(OBJECTIVE):
Will you output the entries below exactly, skipping every image they contain?

(TASK MATERIAL):
Begin
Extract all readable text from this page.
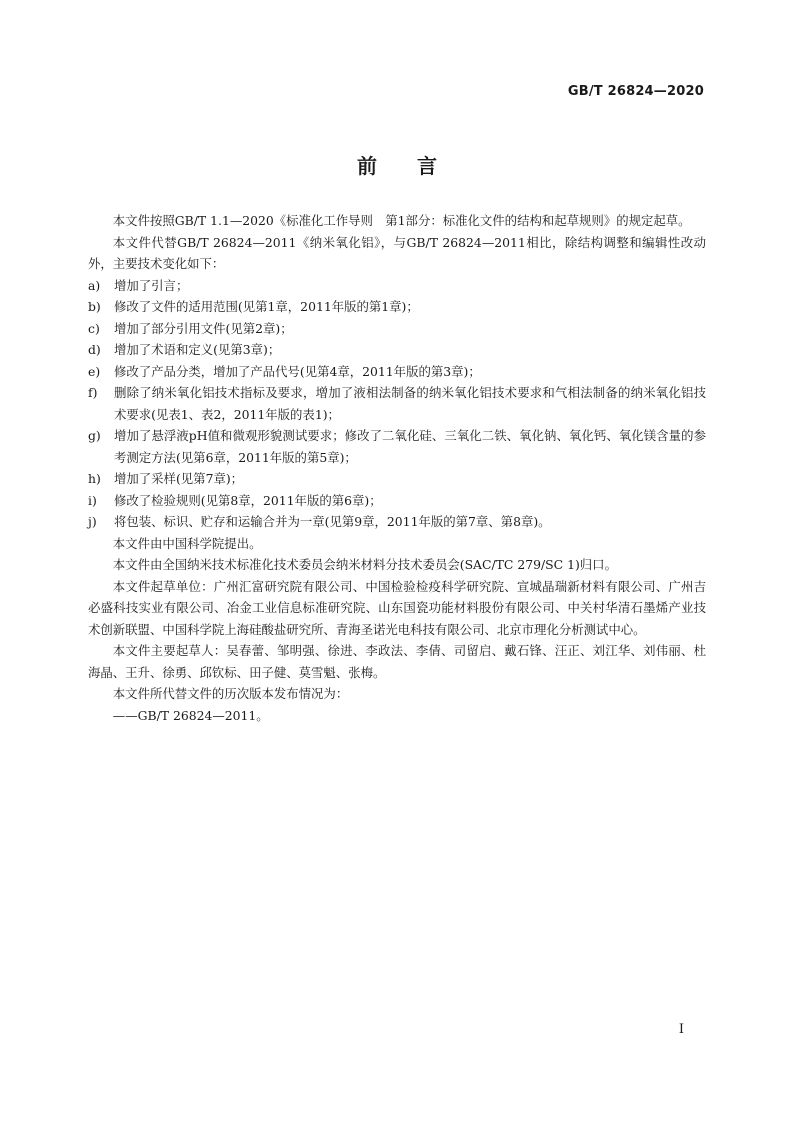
GB/T 26824—2020
前 言

本文件按照GB/T 1.1—2020《标准化工作导则　第1部分：标准化文件的结构和起草规则》的规定起草。

本文件代替GB/T 26824—2011《纳米氧化铝》，与GB/T 26824—2011相比，除结构调整和编辑性改动外，主要技术变化如下：

a)	增加了引言；
b)	修改了文件的适用范围(见第1章，2011年版的第1章)；
c)	增加了部分引用文件(见第2章)；
d)	增加了术语和定义(见第3章)；
e)	修改了产品分类，增加了产品代号(见第4章，2011年版的第3章)；
f)	删除了纳米氧化铝技术指标及要求，增加了液相法制备的纳米氧化铝技术要求和气相法制备的纳米氧化铝技术要求(见表1、表2，2011年版的表1)；
g)	增加了悬浮液pH值和微观形貌测试要求；修改了二氧化硅、三氧化二铁、氧化钠、氧化钙、氧化镁含量的参考测定方法(见第6章，2011年版的第5章)；
h)	增加了采样(见第7章)；
i)	修改了检验规则(见第8章，2011年版的第6章)；
j)	将包装、标识、贮存和运输合并为一章(见第9章，2011年版的第7章、第8章)。

本文件由中国科学院提出。

本文件由全国纳米技术标准化技术委员会纳米材料分技术委员会(SAC/TC 279/SC 1)归口。

本文件起草单位：广州汇富研究院有限公司、中国检验检疫科学研究院、宣城晶瑞新材料有限公司、广州吉必盛科技实业有限公司、冶金工业信息标准研究院、山东国瓷功能材料股份有限公司、中关村华清石墨烯产业技术创新联盟、中国科学院上海硅酸盐研究所、青海圣诺光电科技有限公司、北京市理化分析测试中心。

本文件主要起草人：吴春蕾、邹明强、徐进、李政法、李倩、司留启、戴石锋、汪正、刘江华、刘伟丽、杜海晶、王升、徐勇、邱钦标、田子健、莫雪魁、张梅。

本文件所代替文件的历次版本发布情况为：

——GB/T 26824—2011。

I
End
(THE REPLY):
Extract all readable text from this page.
GB/T 26824—2020
前 言

本文件按照GB/T 1.1—2020《标准化工作导则　第1部分：标准化文件的结构和起草规则》的规定起草。

本文件代替GB/T 26824—2011《纳米氧化铝》，与GB/T 26824—2011相比，除结构调整和编辑性改动外，主要技术变化如下：

a)	增加了引言；
b)	修改了文件的适用范围(见第1章，2011年版的第1章)；
c)	增加了部分引用文件(见第2章)；
d)	增加了术语和定义(见第3章)；
e)	修改了产品分类，增加了产品代号(见第4章，2011年版的第3章)；
f)	删除了纳米氧化铝技术指标及要求，增加了液相法制备的纳米氧化铝技术要求和气相法制备的纳米氧化铝技术要求(见表1、表2，2011年版的表1)；
g)	增加了悬浮液pH值和微观形貌测试要求；修改了二氧化硅、三氧化二铁、氧化钠、氧化钙、氧化镁含量的参考测定方法(见第6章，2011年版的第5章)；
h)	增加了采样(见第7章)；
i)	修改了检验规则(见第8章，2011年版的第6章)；
j)	将包装、标识、贮存和运输合并为一章(见第9章，2011年版的第7章、第8章)。

本文件由中国科学院提出。

本文件由全国纳米技术标准化技术委员会纳米材料分技术委员会(SAC/TC 279/SC 1)归口。

本文件起草单位：广州汇富研究院有限公司、中国检验检疫科学研究院、宣城晶瑞新材料有限公司、广州吉必盛科技实业有限公司、冶金工业信息标准研究院、山东国瓷功能材料股份有限公司、中关村华清石墨烯产业技术创新联盟、中国科学院上海硅酸盐研究所、青海圣诺光电科技有限公司、北京市理化分析测试中心。

本文件主要起草人：吴春蕾、邹明强、徐进、李政法、李倩、司留启、戴石锋、汪正、刘江华、刘伟丽、杜海晶、王升、徐勇、邱钦标、田子健、莫雪魁、张梅。

本文件所代替文件的历次版本发布情况为：

——GB/T 26824—2011。

I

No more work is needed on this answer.